> [TASK STATEMENT] In the material below, the lines containing the word "title" are required; copy each of them.

> [SUPPLIED ENTRIES]
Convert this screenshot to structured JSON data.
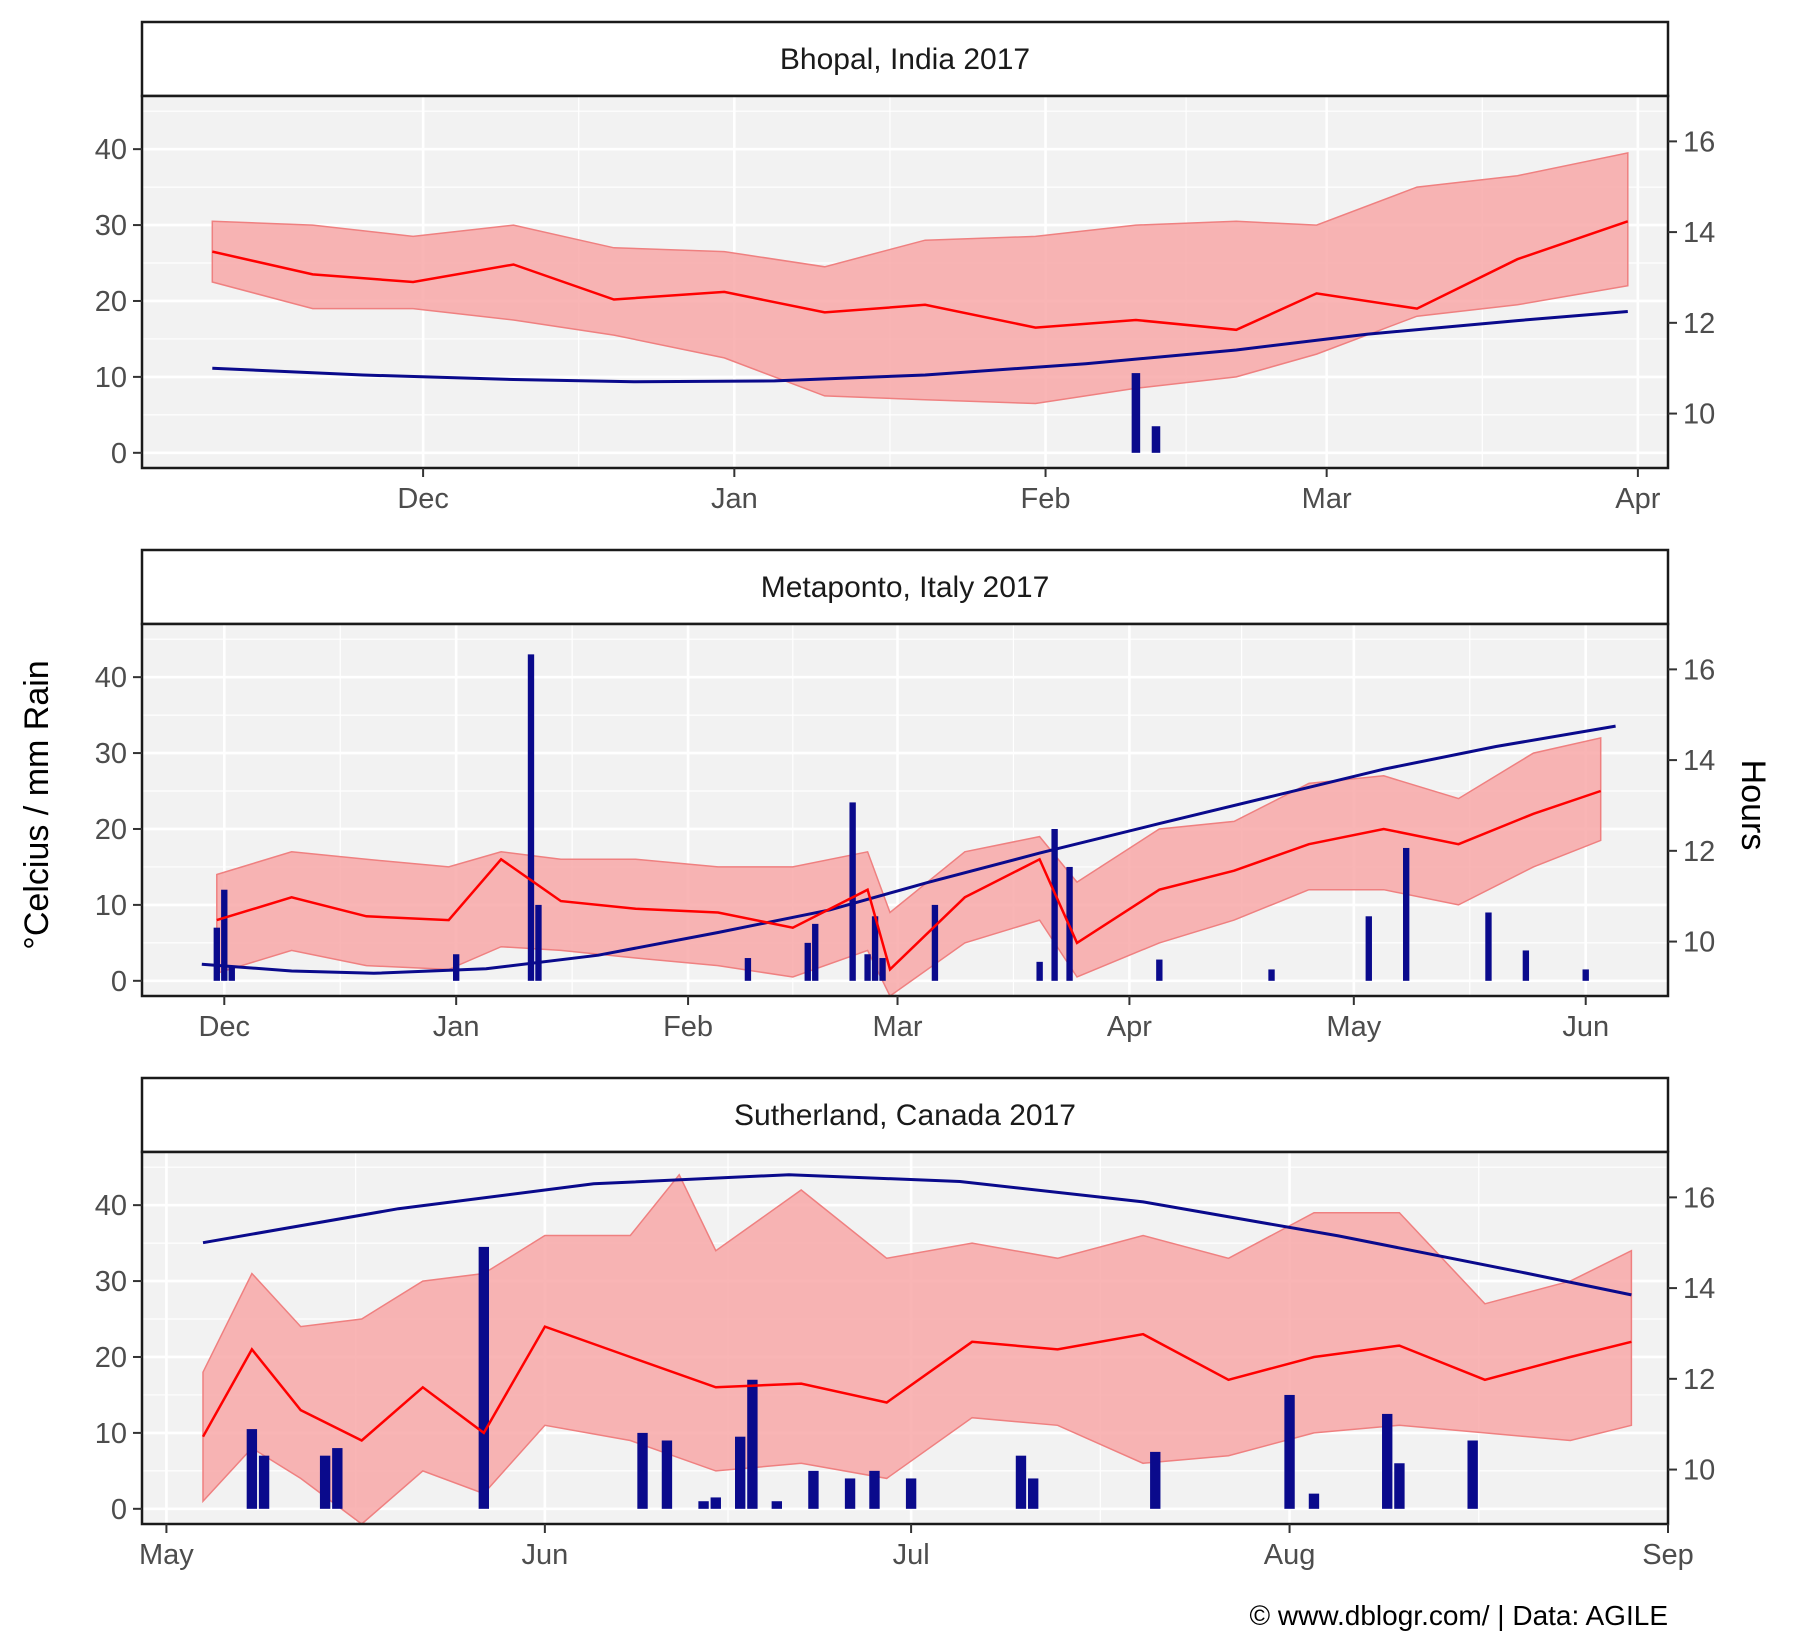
{
  "figure": {
    "ylabel_left": "°Celcius / mm Rain",
    "ylabel_right": "Hours",
    "credit": "© www.dblogr.com/  |  Data: AGILE",
    "colors": {
      "temp_line": "#ff0000",
      "temp_ribbon": "#f8a8a8",
      "rain_bar": "#0a0a8c",
      "daylight_line": "#0a0a8c",
      "panel_bg": "#f2f2f2",
      "grid": "#ffffff"
    }
  },
  "chart_data": [
    {
      "type": "line",
      "title": "Bhopal, India 2017",
      "x_type": "date",
      "xlim": [
        "2016-11-03",
        "2017-04-04"
      ],
      "x_ticks": [
        "2016-12-01",
        "2017-01-01",
        "2017-02-01",
        "2017-03-01",
        "2017-04-01"
      ],
      "x_tick_labels": [
        "Dec",
        "Jan",
        "Feb",
        "Mar",
        "Apr"
      ],
      "ylim": [
        -2,
        47
      ],
      "y_ticks": [
        0,
        10,
        20,
        30,
        40
      ],
      "y2lim": [
        8.8,
        17
      ],
      "y2_ticks": [
        10,
        12,
        14,
        16
      ],
      "grid": true,
      "series": [
        {
          "role": "temp_mean",
          "x": [
            "2016-11-10",
            "2016-11-20",
            "2016-11-30",
            "2016-12-10",
            "2016-12-20",
            "2016-12-31",
            "2017-01-10",
            "2017-01-20",
            "2017-01-31",
            "2017-02-10",
            "2017-02-20",
            "2017-02-28",
            "2017-03-10",
            "2017-03-20",
            "2017-03-31"
          ],
          "values": [
            26.5,
            23.5,
            22.5,
            24.8,
            20.2,
            21.2,
            18.5,
            19.5,
            16.5,
            17.5,
            16.2,
            21.0,
            19.0,
            25.5,
            30.5
          ]
        },
        {
          "role": "temp_max",
          "x": [
            "2016-11-10",
            "2016-11-20",
            "2016-11-30",
            "2016-12-10",
            "2016-12-20",
            "2016-12-31",
            "2017-01-10",
            "2017-01-20",
            "2017-01-31",
            "2017-02-10",
            "2017-02-20",
            "2017-02-28",
            "2017-03-10",
            "2017-03-20",
            "2017-03-31"
          ],
          "values": [
            30.5,
            30.0,
            28.5,
            30.0,
            27.0,
            26.5,
            24.5,
            28.0,
            28.5,
            30.0,
            30.5,
            30.0,
            35.0,
            36.5,
            39.5
          ]
        },
        {
          "role": "temp_min",
          "x": [
            "2016-11-10",
            "2016-11-20",
            "2016-11-30",
            "2016-12-10",
            "2016-12-20",
            "2016-12-31",
            "2017-01-10",
            "2017-01-20",
            "2017-01-31",
            "2017-02-10",
            "2017-02-20",
            "2017-02-28",
            "2017-03-10",
            "2017-03-20",
            "2017-03-31"
          ],
          "values": [
            22.5,
            19.0,
            19.0,
            17.5,
            15.5,
            12.5,
            7.5,
            7.0,
            6.5,
            8.5,
            10.0,
            13.0,
            18.0,
            19.5,
            22.0
          ]
        },
        {
          "role": "daylight_hours",
          "x": [
            "2016-11-10",
            "2016-11-25",
            "2016-12-10",
            "2016-12-22",
            "2017-01-05",
            "2017-01-20",
            "2017-02-05",
            "2017-02-20",
            "2017-03-05",
            "2017-03-20",
            "2017-03-31"
          ],
          "values": [
            11.0,
            10.85,
            10.75,
            10.7,
            10.72,
            10.85,
            11.1,
            11.4,
            11.75,
            12.05,
            12.25
          ]
        },
        {
          "role": "rain_mm",
          "x": [
            "2017-02-10",
            "2017-02-12"
          ],
          "values": [
            10.5,
            3.5
          ]
        }
      ]
    },
    {
      "type": "line",
      "title": "Metaponto, Italy 2017",
      "x_type": "date",
      "xlim": [
        "2016-11-20",
        "2017-06-12"
      ],
      "x_ticks": [
        "2016-12-01",
        "2017-01-01",
        "2017-02-01",
        "2017-03-01",
        "2017-04-01",
        "2017-05-01",
        "2017-06-01"
      ],
      "x_tick_labels": [
        "Dec",
        "Jan",
        "Feb",
        "Mar",
        "Apr",
        "May",
        "Jun"
      ],
      "ylim": [
        -2,
        47
      ],
      "y_ticks": [
        0,
        10,
        20,
        30,
        40
      ],
      "y2lim": [
        8.8,
        17
      ],
      "y2_ticks": [
        10,
        12,
        14,
        16
      ],
      "grid": true,
      "series": [
        {
          "role": "temp_mean",
          "x": [
            "2016-11-30",
            "2016-12-10",
            "2016-12-20",
            "2016-12-31",
            "2017-01-07",
            "2017-01-15",
            "2017-01-25",
            "2017-02-05",
            "2017-02-15",
            "2017-02-25",
            "2017-02-28",
            "2017-03-10",
            "2017-03-20",
            "2017-03-25",
            "2017-04-05",
            "2017-04-15",
            "2017-04-25",
            "2017-05-05",
            "2017-05-15",
            "2017-05-25",
            "2017-06-03"
          ],
          "values": [
            8.0,
            11.0,
            8.5,
            8.0,
            16.0,
            10.5,
            9.5,
            9.0,
            7.0,
            12.0,
            1.5,
            11.0,
            16.0,
            5.0,
            12.0,
            14.5,
            18.0,
            20.0,
            18.0,
            22.0,
            25.0
          ]
        },
        {
          "role": "temp_max",
          "x": [
            "2016-11-30",
            "2016-12-10",
            "2016-12-20",
            "2016-12-31",
            "2017-01-07",
            "2017-01-15",
            "2017-01-25",
            "2017-02-05",
            "2017-02-15",
            "2017-02-25",
            "2017-02-28",
            "2017-03-10",
            "2017-03-20",
            "2017-03-25",
            "2017-04-05",
            "2017-04-15",
            "2017-04-25",
            "2017-05-05",
            "2017-05-15",
            "2017-05-25",
            "2017-06-03"
          ],
          "values": [
            14.0,
            17.0,
            16.0,
            15.0,
            17.0,
            16.0,
            16.0,
            15.0,
            15.0,
            17.0,
            9.0,
            17.0,
            19.0,
            13.0,
            20.0,
            21.0,
            26.0,
            27.0,
            24.0,
            30.0,
            32.0
          ]
        },
        {
          "role": "temp_min",
          "x": [
            "2016-11-30",
            "2016-12-10",
            "2016-12-20",
            "2016-12-31",
            "2017-01-07",
            "2017-01-15",
            "2017-01-25",
            "2017-02-05",
            "2017-02-15",
            "2017-02-25",
            "2017-02-28",
            "2017-03-10",
            "2017-03-20",
            "2017-03-25",
            "2017-04-05",
            "2017-04-15",
            "2017-04-25",
            "2017-05-05",
            "2017-05-15",
            "2017-05-25",
            "2017-06-03"
          ],
          "values": [
            1.0,
            4.0,
            2.0,
            1.5,
            4.5,
            4.0,
            3.0,
            2.0,
            0.5,
            4.0,
            -2.0,
            5.0,
            8.0,
            0.5,
            5.0,
            8.0,
            12.0,
            12.0,
            10.0,
            15.0,
            18.5
          ]
        },
        {
          "role": "daylight_hours",
          "x": [
            "2016-11-28",
            "2016-12-10",
            "2016-12-21",
            "2017-01-05",
            "2017-01-20",
            "2017-02-05",
            "2017-02-20",
            "2017-03-05",
            "2017-03-20",
            "2017-04-05",
            "2017-04-20",
            "2017-05-05",
            "2017-05-20",
            "2017-06-05"
          ],
          "values": [
            9.5,
            9.35,
            9.3,
            9.4,
            9.7,
            10.2,
            10.7,
            11.3,
            11.95,
            12.6,
            13.2,
            13.8,
            14.3,
            14.75
          ]
        },
        {
          "role": "rain_mm",
          "x": [
            "2016-11-30",
            "2016-12-01",
            "2016-12-02",
            "2017-01-01",
            "2017-01-11",
            "2017-01-12",
            "2017-02-09",
            "2017-02-17",
            "2017-02-18",
            "2017-02-23",
            "2017-02-25",
            "2017-02-26",
            "2017-02-27",
            "2017-03-06",
            "2017-03-20",
            "2017-03-22",
            "2017-03-24",
            "2017-04-05",
            "2017-04-20",
            "2017-05-03",
            "2017-05-08",
            "2017-05-19",
            "2017-05-24",
            "2017-06-01"
          ],
          "values": [
            7.0,
            12.0,
            2.0,
            3.5,
            43.0,
            10.0,
            3.0,
            5.0,
            7.5,
            23.5,
            3.5,
            8.5,
            3.0,
            10.0,
            2.5,
            20.0,
            15.0,
            2.8,
            1.5,
            8.5,
            17.5,
            9.0,
            4.0,
            1.5
          ]
        }
      ]
    },
    {
      "type": "line",
      "title": "Sutherland, Canada 2017",
      "x_type": "date",
      "xlim": [
        "2017-04-29",
        "2017-09-01"
      ],
      "x_ticks": [
        "2017-05-01",
        "2017-06-01",
        "2017-07-01",
        "2017-08-01",
        "2017-09-01"
      ],
      "x_tick_labels": [
        "May",
        "Jun",
        "Jul",
        "Aug",
        "Sep"
      ],
      "ylim": [
        -2,
        47
      ],
      "y_ticks": [
        0,
        10,
        20,
        30,
        40
      ],
      "y2lim": [
        8.8,
        17
      ],
      "y2_ticks": [
        10,
        12,
        14,
        16
      ],
      "grid": true,
      "series": [
        {
          "role": "temp_mean",
          "x": [
            "2017-05-04",
            "2017-05-08",
            "2017-05-12",
            "2017-05-17",
            "2017-05-22",
            "2017-05-27",
            "2017-06-01",
            "2017-06-08",
            "2017-06-15",
            "2017-06-22",
            "2017-06-29",
            "2017-07-06",
            "2017-07-13",
            "2017-07-20",
            "2017-07-27",
            "2017-08-03",
            "2017-08-10",
            "2017-08-17",
            "2017-08-24",
            "2017-08-29"
          ],
          "values": [
            9.5,
            21.0,
            13.0,
            9.0,
            16.0,
            10.0,
            24.0,
            20.0,
            16.0,
            16.5,
            14.0,
            22.0,
            21.0,
            23.0,
            17.0,
            20.0,
            21.5,
            17.0,
            20.0,
            22.0
          ]
        },
        {
          "role": "temp_max",
          "x": [
            "2017-05-04",
            "2017-05-08",
            "2017-05-12",
            "2017-05-17",
            "2017-05-22",
            "2017-05-27",
            "2017-06-01",
            "2017-06-08",
            "2017-06-12",
            "2017-06-15",
            "2017-06-22",
            "2017-06-29",
            "2017-07-06",
            "2017-07-13",
            "2017-07-20",
            "2017-07-27",
            "2017-08-03",
            "2017-08-10",
            "2017-08-17",
            "2017-08-24",
            "2017-08-29"
          ],
          "values": [
            18.0,
            31.0,
            24.0,
            25.0,
            30.0,
            31.0,
            36.0,
            36.0,
            44.0,
            34.0,
            42.0,
            33.0,
            35.0,
            33.0,
            36.0,
            33.0,
            39.0,
            39.0,
            27.0,
            30.0,
            34.0
          ]
        },
        {
          "role": "temp_min",
          "x": [
            "2017-05-04",
            "2017-05-08",
            "2017-05-12",
            "2017-05-17",
            "2017-05-22",
            "2017-05-27",
            "2017-06-01",
            "2017-06-08",
            "2017-06-15",
            "2017-06-22",
            "2017-06-29",
            "2017-07-06",
            "2017-07-13",
            "2017-07-20",
            "2017-07-27",
            "2017-08-03",
            "2017-08-10",
            "2017-08-17",
            "2017-08-24",
            "2017-08-29"
          ],
          "values": [
            1.0,
            8.0,
            4.0,
            -2.0,
            5.0,
            2.0,
            11.0,
            9.0,
            5.0,
            6.0,
            4.0,
            12.0,
            11.0,
            6.0,
            7.0,
            10.0,
            11.0,
            10.0,
            9.0,
            11.0
          ]
        },
        {
          "role": "daylight_hours",
          "x": [
            "2017-05-04",
            "2017-05-20",
            "2017-06-05",
            "2017-06-21",
            "2017-07-05",
            "2017-07-20",
            "2017-08-05",
            "2017-08-20",
            "2017-08-29"
          ],
          "values": [
            15.0,
            15.75,
            16.3,
            16.5,
            16.35,
            15.9,
            15.15,
            14.35,
            13.85
          ]
        },
        {
          "role": "rain_mm",
          "x": [
            "2017-05-08",
            "2017-05-09",
            "2017-05-14",
            "2017-05-15",
            "2017-05-27",
            "2017-06-09",
            "2017-06-11",
            "2017-06-14",
            "2017-06-15",
            "2017-06-17",
            "2017-06-18",
            "2017-06-20",
            "2017-06-23",
            "2017-06-26",
            "2017-06-28",
            "2017-07-01",
            "2017-07-10",
            "2017-07-11",
            "2017-07-21",
            "2017-08-01",
            "2017-08-03",
            "2017-08-09",
            "2017-08-10",
            "2017-08-16"
          ],
          "values": [
            10.5,
            7.0,
            7.0,
            8.0,
            34.5,
            10.0,
            9.0,
            1.0,
            1.5,
            9.5,
            17.0,
            1.0,
            5.0,
            4.0,
            5.0,
            4.0,
            7.0,
            4.0,
            7.5,
            15.0,
            2.0,
            12.5,
            6.0,
            9.0
          ]
        }
      ]
    }
  ]
}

> [SOLVED EXERCISE]
      "title": "Bhopal, India 2017",
      "title": "Metaponto, Italy 2017",
      "title": "Sutherland, Canada 2017",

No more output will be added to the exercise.